**EXCERPTED PASSAGE:**
By Roberta Rampton
WASHINGTON (Reuters) - A Republican lawmaker who has tried several times to marshal congressional support to speed approval of the Keystone XL crude oil pipeline is taking another crack at it with a new bill, but said the strategy for moving the plan forward was not yet clear.
Lee Terry said Monday's announcement that China's state oil company CNOOC plans to buy Nexen Inc, a player in Canada's massive oil sands resource could give political momentum to his latest push.
He said the $15.1 billion deal backs Republican arguments that China will dominate Canada's oil resources if the United States stalls the Keystone pipeline, designed to ship oil from Albertan oil sands to Texas refineries.
"If we don't use this, China will. Now this is even further evidence, unarguable, that China will use all of this if we let them," Terry told reporters.
President Barack Obama put a hold on the Canada-to-Texas pipeline in January, saying it needed more environmental review because of a change in routing to avoid an ecologically sensitive region of Nebraska.
The delay angered the Canadian government, which has said it would pursue markets for its oil in China, and gave a political weapon to Republicans ahead of the November presidential election.
Terry's proposal would allow construction to begin on all but the portion of TransCanada Corp's pipeline that goes through his home state of Nebraska.
Nebraska's state government is currently studying a new proposed route for the portion of the pipeline running through the state. In the meantime, Terry said the rest of the project should move forward.
TransCanada has said it plans to build the southern portion of the Keystone pipeline running to Texas refineries from Cushing, Oklahoma - a portion that does not require presidential approval because it does not cross the U.S. border.

Page layout parsing data:

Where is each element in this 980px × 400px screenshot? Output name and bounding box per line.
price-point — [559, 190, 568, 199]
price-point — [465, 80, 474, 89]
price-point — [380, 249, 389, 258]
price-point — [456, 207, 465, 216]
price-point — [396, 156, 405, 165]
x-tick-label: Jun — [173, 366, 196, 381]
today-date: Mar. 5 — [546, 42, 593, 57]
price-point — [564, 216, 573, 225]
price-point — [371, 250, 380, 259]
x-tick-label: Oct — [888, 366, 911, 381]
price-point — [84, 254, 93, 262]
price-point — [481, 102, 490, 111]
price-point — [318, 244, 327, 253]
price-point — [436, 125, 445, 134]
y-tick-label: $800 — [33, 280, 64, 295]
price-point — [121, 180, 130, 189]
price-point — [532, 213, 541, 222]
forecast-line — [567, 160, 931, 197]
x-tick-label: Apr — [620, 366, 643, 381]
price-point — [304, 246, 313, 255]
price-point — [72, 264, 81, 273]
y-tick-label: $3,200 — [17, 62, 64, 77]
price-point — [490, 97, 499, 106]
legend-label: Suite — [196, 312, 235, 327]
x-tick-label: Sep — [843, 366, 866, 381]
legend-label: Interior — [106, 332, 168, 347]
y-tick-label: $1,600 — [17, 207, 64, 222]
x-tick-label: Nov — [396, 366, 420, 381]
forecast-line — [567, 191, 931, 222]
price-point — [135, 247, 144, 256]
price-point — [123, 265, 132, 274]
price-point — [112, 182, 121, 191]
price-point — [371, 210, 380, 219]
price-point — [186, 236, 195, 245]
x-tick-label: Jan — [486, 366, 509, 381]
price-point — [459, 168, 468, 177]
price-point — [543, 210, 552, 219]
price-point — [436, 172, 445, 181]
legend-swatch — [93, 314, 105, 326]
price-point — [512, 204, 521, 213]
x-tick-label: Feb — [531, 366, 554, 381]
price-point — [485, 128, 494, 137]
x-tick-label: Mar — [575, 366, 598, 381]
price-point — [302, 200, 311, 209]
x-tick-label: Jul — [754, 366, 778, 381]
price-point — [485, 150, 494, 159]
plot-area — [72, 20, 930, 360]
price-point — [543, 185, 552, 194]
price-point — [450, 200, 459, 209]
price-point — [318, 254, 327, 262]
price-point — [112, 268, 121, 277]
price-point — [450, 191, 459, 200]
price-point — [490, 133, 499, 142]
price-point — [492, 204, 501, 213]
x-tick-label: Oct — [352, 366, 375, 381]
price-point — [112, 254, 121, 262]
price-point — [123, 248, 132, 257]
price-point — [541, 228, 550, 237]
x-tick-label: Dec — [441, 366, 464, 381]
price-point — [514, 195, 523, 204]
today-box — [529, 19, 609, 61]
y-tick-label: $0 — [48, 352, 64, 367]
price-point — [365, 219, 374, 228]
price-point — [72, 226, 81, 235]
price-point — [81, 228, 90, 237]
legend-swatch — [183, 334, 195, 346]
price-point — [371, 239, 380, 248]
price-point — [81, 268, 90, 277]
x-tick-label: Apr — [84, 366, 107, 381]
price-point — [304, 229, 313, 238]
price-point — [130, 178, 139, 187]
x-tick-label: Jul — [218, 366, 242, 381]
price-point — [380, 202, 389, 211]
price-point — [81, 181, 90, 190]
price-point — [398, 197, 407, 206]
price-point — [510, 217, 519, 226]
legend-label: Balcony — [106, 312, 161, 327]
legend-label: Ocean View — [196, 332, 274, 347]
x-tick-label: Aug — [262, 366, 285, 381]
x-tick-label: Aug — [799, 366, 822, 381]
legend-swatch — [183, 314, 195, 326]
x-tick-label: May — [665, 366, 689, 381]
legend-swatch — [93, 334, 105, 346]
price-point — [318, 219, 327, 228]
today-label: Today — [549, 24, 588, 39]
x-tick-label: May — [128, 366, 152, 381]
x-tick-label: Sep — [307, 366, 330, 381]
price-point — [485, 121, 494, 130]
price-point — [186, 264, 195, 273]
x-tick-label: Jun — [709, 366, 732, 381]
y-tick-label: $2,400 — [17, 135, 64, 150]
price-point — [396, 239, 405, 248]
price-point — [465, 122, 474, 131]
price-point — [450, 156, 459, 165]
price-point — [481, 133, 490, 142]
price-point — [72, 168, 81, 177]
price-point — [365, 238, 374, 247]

**TASKS TO PERFORM:**
A - Transcribe the stretch of the Keystone XL pipeline article from "He said the" through "Terry told reporters.".
B - Pick up the news report on the Keystone XL pipeline bill after its last sentence and continue it.

**RESPONSES TO THE TASKS:**
A -
He said the $15.1 billion deal backs Republican arguments that China will dominate Canada's oil resources if the United States stalls the Keystone pipeline, designed to ship oil from Albertan oil sands to Texas refineries.
"If we don't use this, China will. Now this is even further evidence, unarguable, that China will use all of this if we let them," Terry told reporters.

B -
The company has applied to the State Department for approval for the rest of the line.
Terry's bill would simply approve the northern portion of the line running from the Canadian border to Nebraska, a route that has been studied for several years.
"We want that northern route to be treated like the southern route," Terry said.
While there is extensive support in Congress for the pipeline because of the construction jobs it would create, several previous efforts to approve the pipeline have not made it through the Democrat-controlled U.S. Senate.
The White House also has said Obama would veto bills that override his pipeline approval power.
Terry said he did not expect his bill to move before Congress takes its August break, but said he would work with House Speaker John Boehner to find an appropriate vehicle to advance the plan.
A September vote to extend government spending -- known as a continuing resolution -- is thought to be the last piece of must-pass legislation before the November elections.
"It could be attached to several things I assume," Terry said. "The (continuing resolution) would be a good place for it, but the Speaker's office has not offered that up, I will be clear."